▶ [EXERCISE AIM]: Exact repetition of every entry is required.

-------------------------

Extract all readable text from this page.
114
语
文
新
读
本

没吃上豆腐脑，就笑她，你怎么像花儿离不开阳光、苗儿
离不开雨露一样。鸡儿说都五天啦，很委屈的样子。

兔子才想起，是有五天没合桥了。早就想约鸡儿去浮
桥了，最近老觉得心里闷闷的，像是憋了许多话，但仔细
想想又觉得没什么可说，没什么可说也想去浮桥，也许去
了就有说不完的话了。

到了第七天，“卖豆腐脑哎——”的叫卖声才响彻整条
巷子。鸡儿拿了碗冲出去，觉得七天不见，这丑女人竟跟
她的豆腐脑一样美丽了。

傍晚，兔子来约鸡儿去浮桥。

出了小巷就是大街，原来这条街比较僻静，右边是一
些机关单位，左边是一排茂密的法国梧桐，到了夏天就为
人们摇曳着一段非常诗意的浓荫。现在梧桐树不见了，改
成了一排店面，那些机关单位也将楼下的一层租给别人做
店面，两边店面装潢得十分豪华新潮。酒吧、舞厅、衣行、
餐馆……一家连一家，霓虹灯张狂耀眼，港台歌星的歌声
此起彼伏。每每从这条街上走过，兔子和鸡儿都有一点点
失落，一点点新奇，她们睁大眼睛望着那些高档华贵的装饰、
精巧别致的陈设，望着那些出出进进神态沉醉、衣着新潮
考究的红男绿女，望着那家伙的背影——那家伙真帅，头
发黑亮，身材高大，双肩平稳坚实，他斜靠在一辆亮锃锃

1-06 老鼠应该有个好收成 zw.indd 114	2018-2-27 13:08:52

-------------------------

▶ [WRITTEN RESPONSE]:
Extract all readable text from this page.
114
语
文
新
读
本

没吃上豆腐脑，就笑她，你怎么像花儿离不开阳光、苗儿
离不开雨露一样。鸡儿说都五天啦，很委屈的样子。

兔子才想起，是有五天没合桥了。早就想约鸡儿去浮
桥了，最近老觉得心里闷闷的，像是憋了许多话，但仔细
想想又觉得没什么可说，没什么可说也想去浮桥，也许去
了就有说不完的话了。

到了第七天，“卖豆腐脑哎——”的叫卖声才响彻整条
巷子。鸡儿拿了碗冲出去，觉得七天不见，这丑女人竟跟
她的豆腐脑一样美丽了。

傍晚，兔子来约鸡儿去浮桥。

出了小巷就是大街，原来这条街比较僻静，右边是一
些机关单位，左边是一排茂密的法国梧桐，到了夏天就为
人们摇曳着一段非常诗意的浓荫。现在梧桐树不见了，改
成了一排店面，那些机关单位也将楼下的一层租给别人做
店面，两边店面装潢得十分豪华新潮。酒吧、舞厅、衣行、
餐馆……一家连一家，霓虹灯张狂耀眼，港台歌星的歌声
此起彼伏。每每从这条街上走过，兔子和鸡儿都有一点点
失落，一点点新奇，她们睁大眼睛望着那些高档华贵的装饰、
精巧别致的陈设，望着那些出出进进神态沉醉、衣着新潮
考究的红男绿女，望着那家伙的背影——那家伙真帅，头
发黑亮，身材高大，双肩平稳坚实，他斜靠在一辆亮锃锃

1-06 老鼠应该有个好收成 zw.indd 114	2018-2-27 13:08:52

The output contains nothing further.